- _Data supplied_
• • • • • • •

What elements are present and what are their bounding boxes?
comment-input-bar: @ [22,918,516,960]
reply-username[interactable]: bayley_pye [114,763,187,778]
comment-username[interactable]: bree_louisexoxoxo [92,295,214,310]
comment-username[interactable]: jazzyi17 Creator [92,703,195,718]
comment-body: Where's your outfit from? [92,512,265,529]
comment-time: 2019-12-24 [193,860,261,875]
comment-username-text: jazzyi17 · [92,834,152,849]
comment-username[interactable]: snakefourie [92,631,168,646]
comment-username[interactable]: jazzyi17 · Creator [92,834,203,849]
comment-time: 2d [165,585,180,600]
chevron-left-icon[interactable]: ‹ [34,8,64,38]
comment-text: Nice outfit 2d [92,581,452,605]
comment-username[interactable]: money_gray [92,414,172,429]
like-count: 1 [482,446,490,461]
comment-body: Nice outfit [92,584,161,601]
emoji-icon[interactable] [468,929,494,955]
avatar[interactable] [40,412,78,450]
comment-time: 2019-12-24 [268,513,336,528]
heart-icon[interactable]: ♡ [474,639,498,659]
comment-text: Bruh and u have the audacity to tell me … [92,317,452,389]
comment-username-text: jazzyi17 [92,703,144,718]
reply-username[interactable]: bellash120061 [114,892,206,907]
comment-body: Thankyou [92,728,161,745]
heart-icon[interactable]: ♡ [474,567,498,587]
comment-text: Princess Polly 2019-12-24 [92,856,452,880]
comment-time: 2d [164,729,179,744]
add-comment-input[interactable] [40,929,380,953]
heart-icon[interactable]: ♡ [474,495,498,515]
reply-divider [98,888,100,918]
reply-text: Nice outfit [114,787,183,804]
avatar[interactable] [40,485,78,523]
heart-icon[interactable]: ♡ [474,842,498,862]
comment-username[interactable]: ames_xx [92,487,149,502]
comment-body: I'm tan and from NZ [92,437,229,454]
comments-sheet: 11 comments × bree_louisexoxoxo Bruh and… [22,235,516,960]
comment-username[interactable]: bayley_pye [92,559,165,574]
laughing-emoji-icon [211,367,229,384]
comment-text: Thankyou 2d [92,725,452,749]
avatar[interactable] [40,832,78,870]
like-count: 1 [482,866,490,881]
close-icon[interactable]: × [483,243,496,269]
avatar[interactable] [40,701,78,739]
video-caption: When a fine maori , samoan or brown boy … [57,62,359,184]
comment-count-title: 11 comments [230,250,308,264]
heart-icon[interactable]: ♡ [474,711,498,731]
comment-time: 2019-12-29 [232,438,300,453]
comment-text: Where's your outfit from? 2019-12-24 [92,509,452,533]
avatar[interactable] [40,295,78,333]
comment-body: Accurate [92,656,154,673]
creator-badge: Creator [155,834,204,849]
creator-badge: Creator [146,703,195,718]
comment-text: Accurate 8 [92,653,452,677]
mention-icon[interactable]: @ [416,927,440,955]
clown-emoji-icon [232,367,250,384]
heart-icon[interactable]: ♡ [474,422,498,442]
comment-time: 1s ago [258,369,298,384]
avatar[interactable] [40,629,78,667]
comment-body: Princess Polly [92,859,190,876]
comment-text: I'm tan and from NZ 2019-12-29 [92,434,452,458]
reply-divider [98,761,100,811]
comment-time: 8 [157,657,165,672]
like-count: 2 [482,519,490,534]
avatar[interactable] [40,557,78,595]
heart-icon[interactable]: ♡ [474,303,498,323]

• • • • • • •

- _Directive_
Lay out the lines of the listing above as a numbered list, leaving out any blank lines.

- _Solution_
1. What elements are present and what are their bounding boxes?
2. comment-input-bar: @ [22,918,516,960]
3. reply-username[interactable]: bayley_pye [114,763,187,778]
4. comment-username[interactable]: bree_louisexoxoxo [92,295,214,310]
5. comment-username[interactable]: jazzyi17 Creator [92,703,195,718]
6. comment-body: Where's your outfit from? [92,512,265,529]
7. comment-time: 2019-12-24 [193,860,261,875]
8. comment-username-text: jazzyi17 · [92,834,152,849]
9. comment-username[interactable]: snakefourie [92,631,168,646]
10. comment-username[interactable]: jazzyi17 · Creator [92,834,203,849]
11. comment-time: 2d [165,585,180,600]
12. chevron-left-icon[interactable]: ‹ [34,8,64,38]
13. comment-text: Nice outfit 2d [92,581,452,605]
14. comment-username[interactable]: money_gray [92,414,172,429]
15. like-count: 1 [482,446,490,461]
16. comment-body: Nice outfit [92,584,161,601]
17. emoji-icon[interactable] [468,929,494,955]
18. avatar[interactable] [40,412,78,450]
19. comment-time: 2019-12-24 [268,513,336,528]
20. heart-icon[interactable]: ♡ [474,639,498,659]
21. comment-text: Bruh and u have the audacity to tell me … [92,317,452,389]
22. comment-username-text: jazzyi17 [92,703,144,718]
23. reply-username[interactable]: bellash120061 [114,892,206,907]
24. comment-body: Thankyou [92,728,161,745]
25. heart-icon[interactable]: ♡ [474,567,498,587]
26. comment-text: Princess Polly 2019-12-24 [92,856,452,880]
27. comment-time: 2d [164,729,179,744]
28. add-comment-input[interactable] [40,929,380,953]
29. heart-icon[interactable]: ♡ [474,495,498,515]
30. reply-divider [98,888,100,918]
31. reply-text: Nice outfit [114,787,183,804]
32. avatar[interactable] [40,485,78,523]
33. heart-icon[interactable]: ♡ [474,842,498,862]
34. comment-username[interactable]: ames_xx [92,487,149,502]
35. comment-body: I'm tan and from NZ [92,437,229,454]
36. comments-sheet: 11 comments × bree_louisexoxoxo Bruh and… [22,235,516,960]
37. comment-username[interactable]: bayley_pye [92,559,165,574]
38. laughing-emoji-icon [211,367,229,384]
39. comment-text: Thankyou 2d [92,725,452,749]
40. avatar[interactable] [40,832,78,870]
41. like-count: 1 [482,866,490,881]
42. close-icon[interactable]: × [483,243,496,269]
43. avatar[interactable] [40,701,78,739]
44. video-caption: When a fine maori , samoan or brown boy … [57,62,359,184]
45. comment-count-title: 11 comments [230,250,308,264]
46. heart-icon[interactable]: ♡ [474,711,498,731]
47. comment-time: 2019-12-29 [232,438,300,453]
48. comment-text: Where's your outfit from? 2019-12-24 [92,509,452,533]
49. avatar[interactable] [40,295,78,333]
50. comment-body: Accurate [92,656,154,673]
51. creator-badge: Creator [155,834,204,849]
52. creator-badge: Creator [146,703,195,718]
53. comment-text: Accurate 8 [92,653,452,677]
54. mention-icon[interactable]: @ [416,927,440,955]
55. clown-emoji-icon [232,367,250,384]
56. heart-icon[interactable]: ♡ [474,422,498,442]
57. comment-time: 1s ago [258,369,298,384]
58. avatar[interactable] [40,629,78,667]
59. comment-body: Princess Polly [92,859,190,876]
60. comment-text: I'm tan and from NZ 2019-12-29 [92,434,452,458]
61. reply-divider [98,761,100,811]
62. comment-time: 8 [157,657,165,672]
63. like-count: 2 [482,519,490,534]
64. avatar[interactable] [40,557,78,595]
65. heart-icon[interactable]: ♡ [474,303,498,323]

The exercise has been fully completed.